TASK TO CARRY OUT | Each line containing the word "JSON" must be reported.

Data extracted from a collection

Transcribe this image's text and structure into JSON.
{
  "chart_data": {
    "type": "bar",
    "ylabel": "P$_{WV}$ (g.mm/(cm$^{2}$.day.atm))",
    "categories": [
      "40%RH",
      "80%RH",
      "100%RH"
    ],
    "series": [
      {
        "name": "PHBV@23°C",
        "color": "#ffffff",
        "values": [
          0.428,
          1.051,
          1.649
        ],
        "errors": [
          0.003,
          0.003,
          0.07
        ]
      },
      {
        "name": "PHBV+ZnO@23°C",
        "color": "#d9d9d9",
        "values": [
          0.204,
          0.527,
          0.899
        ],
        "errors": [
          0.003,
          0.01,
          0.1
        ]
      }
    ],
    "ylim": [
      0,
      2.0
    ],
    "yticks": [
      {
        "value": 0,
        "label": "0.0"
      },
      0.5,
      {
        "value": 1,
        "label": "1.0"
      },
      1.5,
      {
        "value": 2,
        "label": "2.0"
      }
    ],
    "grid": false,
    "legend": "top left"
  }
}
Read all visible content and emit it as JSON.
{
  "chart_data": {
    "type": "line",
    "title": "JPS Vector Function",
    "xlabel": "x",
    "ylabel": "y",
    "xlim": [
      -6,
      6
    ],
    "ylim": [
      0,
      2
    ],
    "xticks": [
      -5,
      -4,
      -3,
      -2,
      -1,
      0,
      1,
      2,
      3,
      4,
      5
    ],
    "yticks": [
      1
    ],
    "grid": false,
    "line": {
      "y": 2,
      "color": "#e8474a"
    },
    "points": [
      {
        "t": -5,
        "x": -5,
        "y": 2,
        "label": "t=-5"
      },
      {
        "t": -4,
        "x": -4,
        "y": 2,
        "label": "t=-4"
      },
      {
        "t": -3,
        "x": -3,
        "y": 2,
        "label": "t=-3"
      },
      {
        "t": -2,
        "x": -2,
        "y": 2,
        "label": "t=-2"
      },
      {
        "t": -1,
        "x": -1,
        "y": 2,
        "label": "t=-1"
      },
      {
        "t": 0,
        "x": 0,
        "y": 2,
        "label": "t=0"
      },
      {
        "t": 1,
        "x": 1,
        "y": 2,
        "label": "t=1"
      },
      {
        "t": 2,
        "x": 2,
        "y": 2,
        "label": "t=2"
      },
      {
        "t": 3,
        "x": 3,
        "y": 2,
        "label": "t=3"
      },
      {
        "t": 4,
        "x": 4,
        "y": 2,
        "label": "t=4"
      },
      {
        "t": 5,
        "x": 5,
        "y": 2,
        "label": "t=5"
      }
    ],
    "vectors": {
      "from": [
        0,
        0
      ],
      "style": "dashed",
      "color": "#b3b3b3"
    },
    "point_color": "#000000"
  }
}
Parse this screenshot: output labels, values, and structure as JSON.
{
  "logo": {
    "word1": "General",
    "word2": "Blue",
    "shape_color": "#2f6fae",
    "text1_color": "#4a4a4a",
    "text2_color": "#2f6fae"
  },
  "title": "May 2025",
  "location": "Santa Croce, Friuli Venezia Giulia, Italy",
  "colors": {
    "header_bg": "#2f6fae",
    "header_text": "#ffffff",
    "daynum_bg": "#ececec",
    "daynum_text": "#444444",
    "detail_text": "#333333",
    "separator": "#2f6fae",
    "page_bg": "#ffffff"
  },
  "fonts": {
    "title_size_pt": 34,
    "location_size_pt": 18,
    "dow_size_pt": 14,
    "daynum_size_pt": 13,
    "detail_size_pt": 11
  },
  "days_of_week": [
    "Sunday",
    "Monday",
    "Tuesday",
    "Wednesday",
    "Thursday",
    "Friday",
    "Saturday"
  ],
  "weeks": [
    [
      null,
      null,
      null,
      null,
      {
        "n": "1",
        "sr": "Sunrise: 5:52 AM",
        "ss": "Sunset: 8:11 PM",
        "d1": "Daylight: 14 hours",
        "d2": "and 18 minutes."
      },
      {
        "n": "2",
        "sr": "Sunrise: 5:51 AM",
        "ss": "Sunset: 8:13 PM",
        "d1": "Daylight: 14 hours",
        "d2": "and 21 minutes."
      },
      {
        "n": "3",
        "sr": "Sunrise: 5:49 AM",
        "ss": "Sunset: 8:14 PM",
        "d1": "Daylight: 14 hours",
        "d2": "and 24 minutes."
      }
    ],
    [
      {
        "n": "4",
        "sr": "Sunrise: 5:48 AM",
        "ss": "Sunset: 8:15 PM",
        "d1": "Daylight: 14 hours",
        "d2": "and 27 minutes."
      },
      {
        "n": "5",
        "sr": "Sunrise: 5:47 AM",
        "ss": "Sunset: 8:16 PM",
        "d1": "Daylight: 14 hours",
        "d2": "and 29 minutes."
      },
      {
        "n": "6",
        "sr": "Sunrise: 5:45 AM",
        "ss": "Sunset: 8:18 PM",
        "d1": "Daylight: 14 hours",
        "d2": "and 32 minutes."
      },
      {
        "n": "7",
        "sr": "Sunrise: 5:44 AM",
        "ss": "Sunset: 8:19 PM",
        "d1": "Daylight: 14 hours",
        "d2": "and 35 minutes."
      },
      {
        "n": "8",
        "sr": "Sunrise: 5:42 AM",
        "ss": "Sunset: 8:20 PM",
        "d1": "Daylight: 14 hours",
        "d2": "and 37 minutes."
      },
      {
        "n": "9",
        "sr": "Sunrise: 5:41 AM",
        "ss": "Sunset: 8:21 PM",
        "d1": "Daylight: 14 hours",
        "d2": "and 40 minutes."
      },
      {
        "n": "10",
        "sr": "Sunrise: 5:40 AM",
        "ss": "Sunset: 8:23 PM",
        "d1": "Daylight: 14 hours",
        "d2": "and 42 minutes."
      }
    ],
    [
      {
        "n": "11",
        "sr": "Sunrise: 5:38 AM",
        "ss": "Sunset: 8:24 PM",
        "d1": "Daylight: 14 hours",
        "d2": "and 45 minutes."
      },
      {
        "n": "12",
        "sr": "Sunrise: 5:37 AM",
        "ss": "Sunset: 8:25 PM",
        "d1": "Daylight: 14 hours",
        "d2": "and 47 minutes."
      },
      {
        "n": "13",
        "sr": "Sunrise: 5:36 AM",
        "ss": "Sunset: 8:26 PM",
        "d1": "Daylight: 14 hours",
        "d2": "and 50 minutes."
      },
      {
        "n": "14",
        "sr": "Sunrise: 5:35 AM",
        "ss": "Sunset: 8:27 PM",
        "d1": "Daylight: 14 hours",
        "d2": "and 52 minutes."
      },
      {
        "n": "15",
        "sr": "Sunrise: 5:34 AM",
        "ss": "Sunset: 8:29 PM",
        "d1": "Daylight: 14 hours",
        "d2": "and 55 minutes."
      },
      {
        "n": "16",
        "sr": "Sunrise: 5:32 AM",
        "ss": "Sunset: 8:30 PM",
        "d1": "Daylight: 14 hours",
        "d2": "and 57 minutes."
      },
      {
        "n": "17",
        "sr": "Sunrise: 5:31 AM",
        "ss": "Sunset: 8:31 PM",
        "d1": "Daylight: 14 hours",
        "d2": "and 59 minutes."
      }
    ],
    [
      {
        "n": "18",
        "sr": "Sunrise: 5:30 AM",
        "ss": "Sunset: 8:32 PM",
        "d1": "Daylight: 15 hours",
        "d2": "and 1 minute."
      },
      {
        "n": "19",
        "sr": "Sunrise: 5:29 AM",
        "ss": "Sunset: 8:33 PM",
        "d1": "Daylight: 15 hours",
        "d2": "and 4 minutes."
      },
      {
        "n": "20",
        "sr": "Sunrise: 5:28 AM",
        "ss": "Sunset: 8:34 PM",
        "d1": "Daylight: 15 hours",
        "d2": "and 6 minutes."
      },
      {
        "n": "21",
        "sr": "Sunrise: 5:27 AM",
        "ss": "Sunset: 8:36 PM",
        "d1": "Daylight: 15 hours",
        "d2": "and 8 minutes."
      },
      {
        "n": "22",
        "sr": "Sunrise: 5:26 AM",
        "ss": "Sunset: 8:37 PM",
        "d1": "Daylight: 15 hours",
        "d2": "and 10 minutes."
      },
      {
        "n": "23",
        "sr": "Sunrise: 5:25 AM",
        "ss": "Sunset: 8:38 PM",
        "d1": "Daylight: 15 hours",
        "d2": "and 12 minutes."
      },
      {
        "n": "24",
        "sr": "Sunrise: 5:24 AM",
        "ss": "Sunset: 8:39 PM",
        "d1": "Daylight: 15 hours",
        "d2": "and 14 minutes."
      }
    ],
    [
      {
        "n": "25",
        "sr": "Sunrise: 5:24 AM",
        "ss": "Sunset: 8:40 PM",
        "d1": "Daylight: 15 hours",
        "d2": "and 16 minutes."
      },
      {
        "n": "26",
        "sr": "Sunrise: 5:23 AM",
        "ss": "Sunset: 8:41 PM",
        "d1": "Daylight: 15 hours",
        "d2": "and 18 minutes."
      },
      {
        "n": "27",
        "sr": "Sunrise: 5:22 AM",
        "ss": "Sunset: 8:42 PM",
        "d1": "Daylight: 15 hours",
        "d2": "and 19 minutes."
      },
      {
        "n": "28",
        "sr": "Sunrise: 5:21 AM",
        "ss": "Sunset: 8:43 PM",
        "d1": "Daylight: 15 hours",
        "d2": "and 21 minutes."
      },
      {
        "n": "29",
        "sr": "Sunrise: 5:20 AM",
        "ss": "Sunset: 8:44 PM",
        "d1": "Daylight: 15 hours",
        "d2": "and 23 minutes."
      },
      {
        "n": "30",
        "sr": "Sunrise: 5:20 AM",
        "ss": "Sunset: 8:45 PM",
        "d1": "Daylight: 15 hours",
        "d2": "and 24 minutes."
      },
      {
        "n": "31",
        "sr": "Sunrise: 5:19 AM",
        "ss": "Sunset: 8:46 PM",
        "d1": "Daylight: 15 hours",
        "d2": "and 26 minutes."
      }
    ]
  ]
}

TASK ANSWER |
Transcribe this image's text and structure into JSON.
Read all visible content and emit it as JSON.
Parse this screenshot: output labels, values, and structure as JSON.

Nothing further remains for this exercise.